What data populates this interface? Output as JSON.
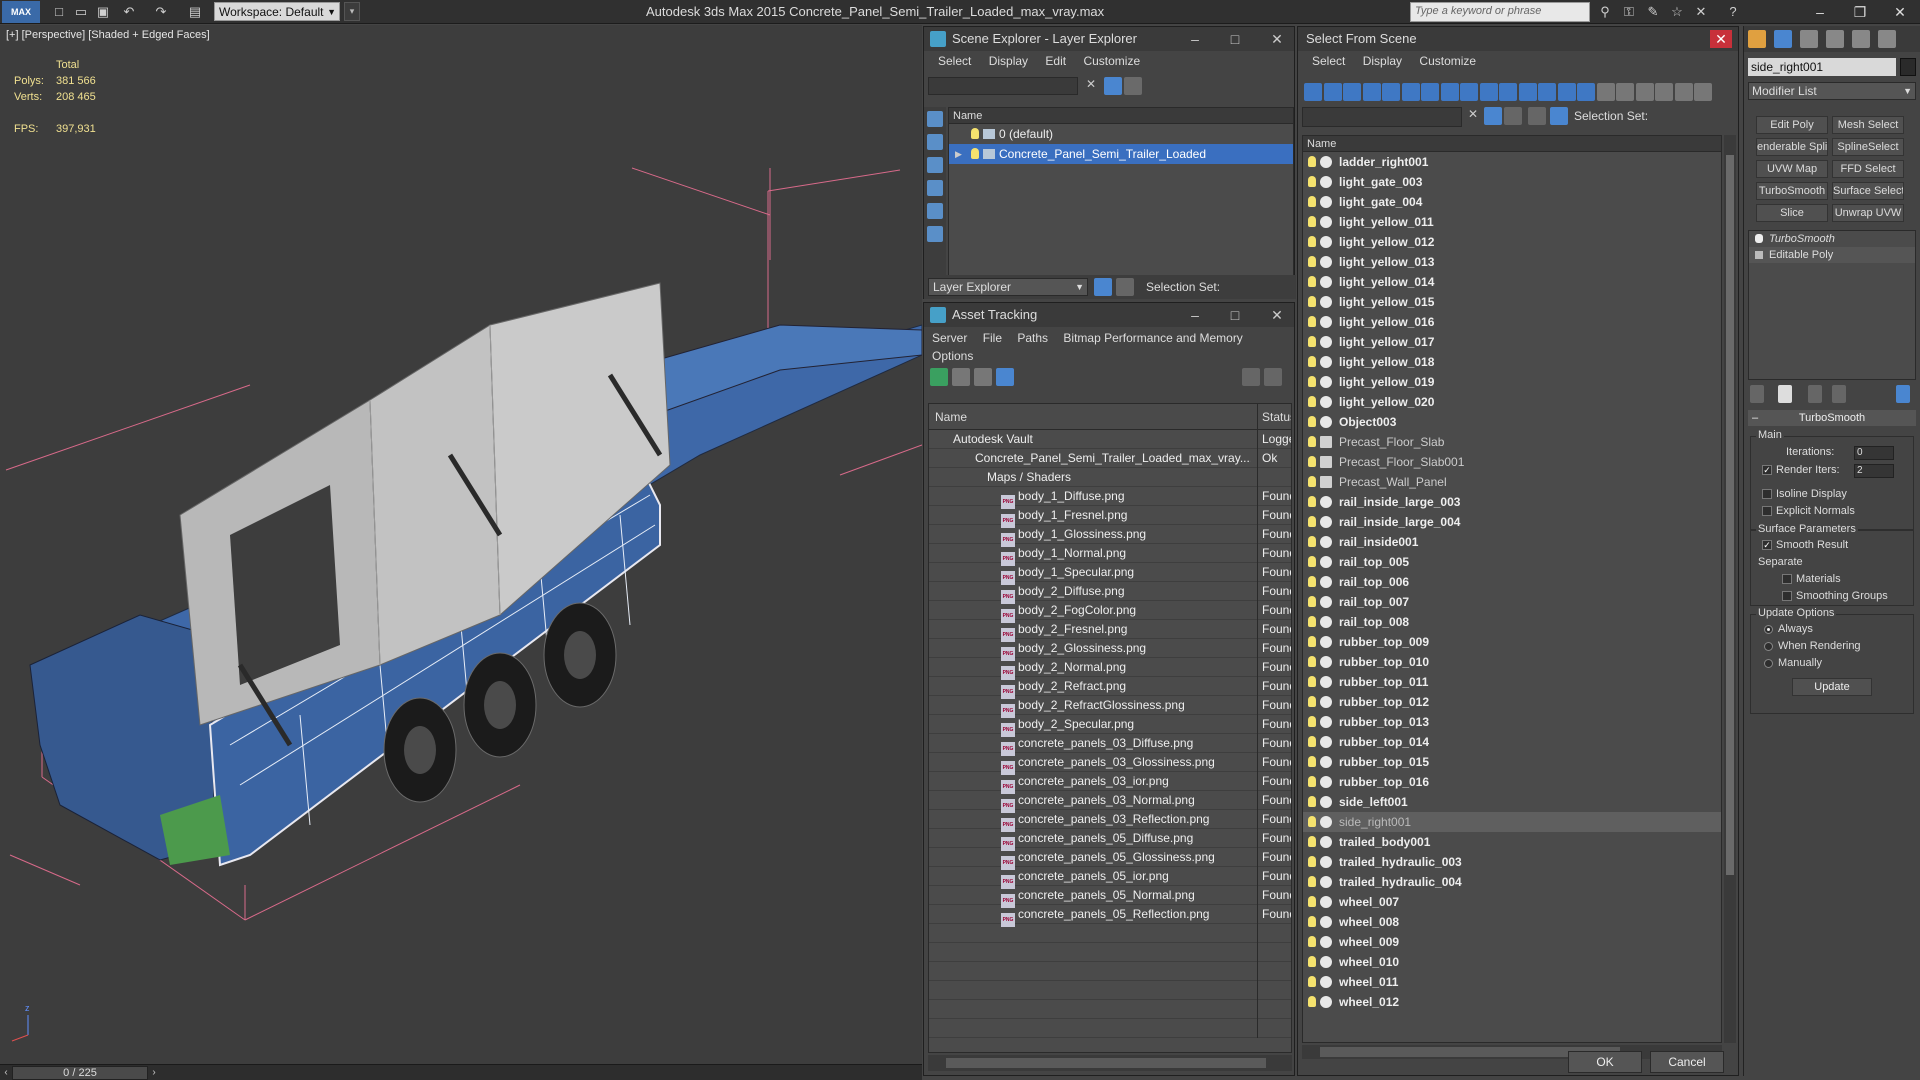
{
  "titlebar": {
    "logo": "MAX",
    "workspace": "Workspace: Default",
    "title": "Autodesk 3ds Max  2015     Concrete_Panel_Semi_Trailer_Loaded_max_vray.max",
    "search_placeholder": "Type a keyword or phrase"
  },
  "viewport": {
    "label": "[+] [Perspective] [Shaded + Edged Faces]",
    "stats_total": "Total",
    "polys_label": "Polys:",
    "polys_value": "381 566",
    "verts_label": "Verts:",
    "verts_value": "208 465",
    "fps_label": "FPS:",
    "fps_value": "397,931"
  },
  "statusbar": {
    "frame": "0 / 225"
  },
  "scene_explorer": {
    "title": "Scene Explorer - Layer Explorer",
    "menu": [
      "Select",
      "Display",
      "Edit",
      "Customize"
    ],
    "column": "Name",
    "rows": [
      "0 (default)",
      "Concrete_Panel_Semi_Trailer_Loaded"
    ],
    "layer_dropdown": "Layer Explorer",
    "selection_set": "Selection Set:"
  },
  "asset_tracking": {
    "title": "Asset Tracking",
    "menu": [
      "Server",
      "File",
      "Paths",
      "Bitmap Performance and Memory",
      "Options"
    ],
    "col_name": "Name",
    "col_status": "Status",
    "vault": {
      "name": "Autodesk Vault",
      "status": "Logge"
    },
    "file": {
      "name": "Concrete_Panel_Semi_Trailer_Loaded_max_vray....",
      "status": "Ok"
    },
    "maps": "Maps / Shaders",
    "found": "Found",
    "png": "PNG",
    "files": [
      "body_1_Diffuse.png",
      "body_1_Fresnel.png",
      "body_1_Glossiness.png",
      "body_1_Normal.png",
      "body_1_Specular.png",
      "body_2_Diffuse.png",
      "body_2_FogColor.png",
      "body_2_Fresnel.png",
      "body_2_Glossiness.png",
      "body_2_Normal.png",
      "body_2_Refract.png",
      "body_2_RefractGlossiness.png",
      "body_2_Specular.png",
      "concrete_panels_03_Diffuse.png",
      "concrete_panels_03_Glossiness.png",
      "concrete_panels_03_ior.png",
      "concrete_panels_03_Normal.png",
      "concrete_panels_03_Reflection.png",
      "concrete_panels_05_Diffuse.png",
      "concrete_panels_05_Glossiness.png",
      "concrete_panels_05_ior.png",
      "concrete_panels_05_Normal.png",
      "concrete_panels_05_Reflection.png"
    ]
  },
  "select_from_scene": {
    "title": "Select From Scene",
    "menu": [
      "Select",
      "Display",
      "Customize"
    ],
    "selection_set": "Selection Set:",
    "column": "Name",
    "objects": [
      {
        "name": "ladder_right001",
        "style": "normal"
      },
      {
        "name": "light_gate_003",
        "style": "normal"
      },
      {
        "name": "light_gate_004",
        "style": "normal"
      },
      {
        "name": "light_yellow_011",
        "style": "normal"
      },
      {
        "name": "light_yellow_012",
        "style": "normal"
      },
      {
        "name": "light_yellow_013",
        "style": "normal"
      },
      {
        "name": "light_yellow_014",
        "style": "normal"
      },
      {
        "name": "light_yellow_015",
        "style": "normal"
      },
      {
        "name": "light_yellow_016",
        "style": "normal"
      },
      {
        "name": "light_yellow_017",
        "style": "normal"
      },
      {
        "name": "light_yellow_018",
        "style": "normal"
      },
      {
        "name": "light_yellow_019",
        "style": "normal"
      },
      {
        "name": "light_yellow_020",
        "style": "normal"
      },
      {
        "name": "Object003",
        "style": "normal"
      },
      {
        "name": "Precast_Floor_Slab",
        "style": "dim"
      },
      {
        "name": "Precast_Floor_Slab001",
        "style": "dim"
      },
      {
        "name": "Precast_Wall_Panel",
        "style": "dim"
      },
      {
        "name": "rail_inside_large_003",
        "style": "normal"
      },
      {
        "name": "rail_inside_large_004",
        "style": "normal"
      },
      {
        "name": "rail_inside001",
        "style": "normal"
      },
      {
        "name": "rail_top_005",
        "style": "normal"
      },
      {
        "name": "rail_top_006",
        "style": "normal"
      },
      {
        "name": "rail_top_007",
        "style": "normal"
      },
      {
        "name": "rail_top_008",
        "style": "normal"
      },
      {
        "name": "rubber_top_009",
        "style": "normal"
      },
      {
        "name": "rubber_top_010",
        "style": "normal"
      },
      {
        "name": "rubber_top_011",
        "style": "normal"
      },
      {
        "name": "rubber_top_012",
        "style": "normal"
      },
      {
        "name": "rubber_top_013",
        "style": "normal"
      },
      {
        "name": "rubber_top_014",
        "style": "normal"
      },
      {
        "name": "rubber_top_015",
        "style": "normal"
      },
      {
        "name": "rubber_top_016",
        "style": "normal"
      },
      {
        "name": "side_left001",
        "style": "normal"
      },
      {
        "name": "side_right001",
        "style": "selected"
      },
      {
        "name": "trailed_body001",
        "style": "normal"
      },
      {
        "name": "trailed_hydraulic_003",
        "style": "normal"
      },
      {
        "name": "trailed_hydraulic_004",
        "style": "normal"
      },
      {
        "name": "wheel_007",
        "style": "normal"
      },
      {
        "name": "wheel_008",
        "style": "normal"
      },
      {
        "name": "wheel_009",
        "style": "normal"
      },
      {
        "name": "wheel_010",
        "style": "normal"
      },
      {
        "name": "wheel_011",
        "style": "normal"
      },
      {
        "name": "wheel_012",
        "style": "normal"
      }
    ],
    "ok": "OK",
    "cancel": "Cancel"
  },
  "command_panel": {
    "object_name": "side_right001",
    "modifier_list": "Modifier List",
    "buttons": [
      "Edit Poly",
      "Mesh Select",
      "enderable Splir",
      "SplineSelect",
      "UVW Map",
      "FFD Select",
      "TurboSmooth",
      "Surface Select",
      "Slice",
      "Unwrap UVW"
    ],
    "stack": [
      "TurboSmooth",
      "Editable Poly"
    ],
    "rollout_title": "TurboSmooth",
    "main": "Main",
    "iterations_label": "Iterations:",
    "iterations_value": "0",
    "render_iters_label": "Render Iters:",
    "render_iters_value": "2",
    "isoline": "Isoline Display",
    "explicit": "Explicit Normals",
    "surface_params": "Surface Parameters",
    "smooth_result": "Smooth Result",
    "separate": "Separate",
    "materials": "Materials",
    "smoothing_groups": "Smoothing Groups",
    "update_options": "Update Options",
    "always": "Always",
    "when_rendering": "When Rendering",
    "manually": "Manually",
    "update": "Update"
  },
  "colors": {
    "selection_blue": "#3a6fc0",
    "trailer_blue": "#3e68a8",
    "bounding_pink": "#d86a8a",
    "stats_yellow": "#f0e090"
  }
}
______
> Work required
Retype each record exactly as it stands, but do not include the pictures.

> Answer for this exercise
What data populates this interface? Output as JSON.
{
  "titlebar": {
    "logo": "MAX",
    "workspace": "Workspace: Default",
    "title": "Autodesk 3ds Max  2015     Concrete_Panel_Semi_Trailer_Loaded_max_vray.max",
    "search_placeholder": "Type a keyword or phrase"
  },
  "viewport": {
    "label": "[+] [Perspective] [Shaded + Edged Faces]",
    "stats_total": "Total",
    "polys_label": "Polys:",
    "polys_value": "381 566",
    "verts_label": "Verts:",
    "verts_value": "208 465",
    "fps_label": "FPS:",
    "fps_value": "397,931"
  },
  "statusbar": {
    "frame": "0 / 225"
  },
  "scene_explorer": {
    "title": "Scene Explorer - Layer Explorer",
    "menu": [
      "Select",
      "Display",
      "Edit",
      "Customize"
    ],
    "column": "Name",
    "rows": [
      "0 (default)",
      "Concrete_Panel_Semi_Trailer_Loaded"
    ],
    "layer_dropdown": "Layer Explorer",
    "selection_set": "Selection Set:"
  },
  "asset_tracking": {
    "title": "Asset Tracking",
    "menu": [
      "Server",
      "File",
      "Paths",
      "Bitmap Performance and Memory",
      "Options"
    ],
    "col_name": "Name",
    "col_status": "Status",
    "vault": {
      "name": "Autodesk Vault",
      "status": "Logge"
    },
    "file": {
      "name": "Concrete_Panel_Semi_Trailer_Loaded_max_vray....",
      "status": "Ok"
    },
    "maps": "Maps / Shaders",
    "found": "Found",
    "png": "PNG",
    "files": [
      "body_1_Diffuse.png",
      "body_1_Fresnel.png",
      "body_1_Glossiness.png",
      "body_1_Normal.png",
      "body_1_Specular.png",
      "body_2_Diffuse.png",
      "body_2_FogColor.png",
      "body_2_Fresnel.png",
      "body_2_Glossiness.png",
      "body_2_Normal.png",
      "body_2_Refract.png",
      "body_2_RefractGlossiness.png",
      "body_2_Specular.png",
      "concrete_panels_03_Diffuse.png",
      "concrete_panels_03_Glossiness.png",
      "concrete_panels_03_ior.png",
      "concrete_panels_03_Normal.png",
      "concrete_panels_03_Reflection.png",
      "concrete_panels_05_Diffuse.png",
      "concrete_panels_05_Glossiness.png",
      "concrete_panels_05_ior.png",
      "concrete_panels_05_Normal.png",
      "concrete_panels_05_Reflection.png"
    ]
  },
  "select_from_scene": {
    "title": "Select From Scene",
    "menu": [
      "Select",
      "Display",
      "Customize"
    ],
    "selection_set": "Selection Set:",
    "column": "Name",
    "objects": [
      {
        "name": "ladder_right001",
        "style": "normal"
      },
      {
        "name": "light_gate_003",
        "style": "normal"
      },
      {
        "name": "light_gate_004",
        "style": "normal"
      },
      {
        "name": "light_yellow_011",
        "style": "normal"
      },
      {
        "name": "light_yellow_012",
        "style": "normal"
      },
      {
        "name": "light_yellow_013",
        "style": "normal"
      },
      {
        "name": "light_yellow_014",
        "style": "normal"
      },
      {
        "name": "light_yellow_015",
        "style": "normal"
      },
      {
        "name": "light_yellow_016",
        "style": "normal"
      },
      {
        "name": "light_yellow_017",
        "style": "normal"
      },
      {
        "name": "light_yellow_018",
        "style": "normal"
      },
      {
        "name": "light_yellow_019",
        "style": "normal"
      },
      {
        "name": "light_yellow_020",
        "style": "normal"
      },
      {
        "name": "Object003",
        "style": "normal"
      },
      {
        "name": "Precast_Floor_Slab",
        "style": "dim"
      },
      {
        "name": "Precast_Floor_Slab001",
        "style": "dim"
      },
      {
        "name": "Precast_Wall_Panel",
        "style": "dim"
      },
      {
        "name": "rail_inside_large_003",
        "style": "normal"
      },
      {
        "name": "rail_inside_large_004",
        "style": "normal"
      },
      {
        "name": "rail_inside001",
        "style": "normal"
      },
      {
        "name": "rail_top_005",
        "style": "normal"
      },
      {
        "name": "rail_top_006",
        "style": "normal"
      },
      {
        "name": "rail_top_007",
        "style": "normal"
      },
      {
        "name": "rail_top_008",
        "style": "normal"
      },
      {
        "name": "rubber_top_009",
        "style": "normal"
      },
      {
        "name": "rubber_top_010",
        "style": "normal"
      },
      {
        "name": "rubber_top_011",
        "style": "normal"
      },
      {
        "name": "rubber_top_012",
        "style": "normal"
      },
      {
        "name": "rubber_top_013",
        "style": "normal"
      },
      {
        "name": "rubber_top_014",
        "style": "normal"
      },
      {
        "name": "rubber_top_015",
        "style": "normal"
      },
      {
        "name": "rubber_top_016",
        "style": "normal"
      },
      {
        "name": "side_left001",
        "style": "normal"
      },
      {
        "name": "side_right001",
        "style": "selected"
      },
      {
        "name": "trailed_body001",
        "style": "normal"
      },
      {
        "name": "trailed_hydraulic_003",
        "style": "normal"
      },
      {
        "name": "trailed_hydraulic_004",
        "style": "normal"
      },
      {
        "name": "wheel_007",
        "style": "normal"
      },
      {
        "name": "wheel_008",
        "style": "normal"
      },
      {
        "name": "wheel_009",
        "style": "normal"
      },
      {
        "name": "wheel_010",
        "style": "normal"
      },
      {
        "name": "wheel_011",
        "style": "normal"
      },
      {
        "name": "wheel_012",
        "style": "normal"
      }
    ],
    "ok": "OK",
    "cancel": "Cancel"
  },
  "command_panel": {
    "object_name": "side_right001",
    "modifier_list": "Modifier List",
    "buttons": [
      "Edit Poly",
      "Mesh Select",
      "enderable Splir",
      "SplineSelect",
      "UVW Map",
      "FFD Select",
      "TurboSmooth",
      "Surface Select",
      "Slice",
      "Unwrap UVW"
    ],
    "stack": [
      "TurboSmooth",
      "Editable Poly"
    ],
    "rollout_title": "TurboSmooth",
    "main": "Main",
    "iterations_label": "Iterations:",
    "iterations_value": "0",
    "render_iters_label": "Render Iters:",
    "render_iters_value": "2",
    "isoline": "Isoline Display",
    "explicit": "Explicit Normals",
    "surface_params": "Surface Parameters",
    "smooth_result": "Smooth Result",
    "separate": "Separate",
    "materials": "Materials",
    "smoothing_groups": "Smoothing Groups",
    "update_options": "Update Options",
    "always": "Always",
    "when_rendering": "When Rendering",
    "manually": "Manually",
    "update": "Update"
  },
  "colors": {
    "selection_blue": "#3a6fc0",
    "trailer_blue": "#3e68a8",
    "bounding_pink": "#d86a8a",
    "stats_yellow": "#f0e090"
  }
}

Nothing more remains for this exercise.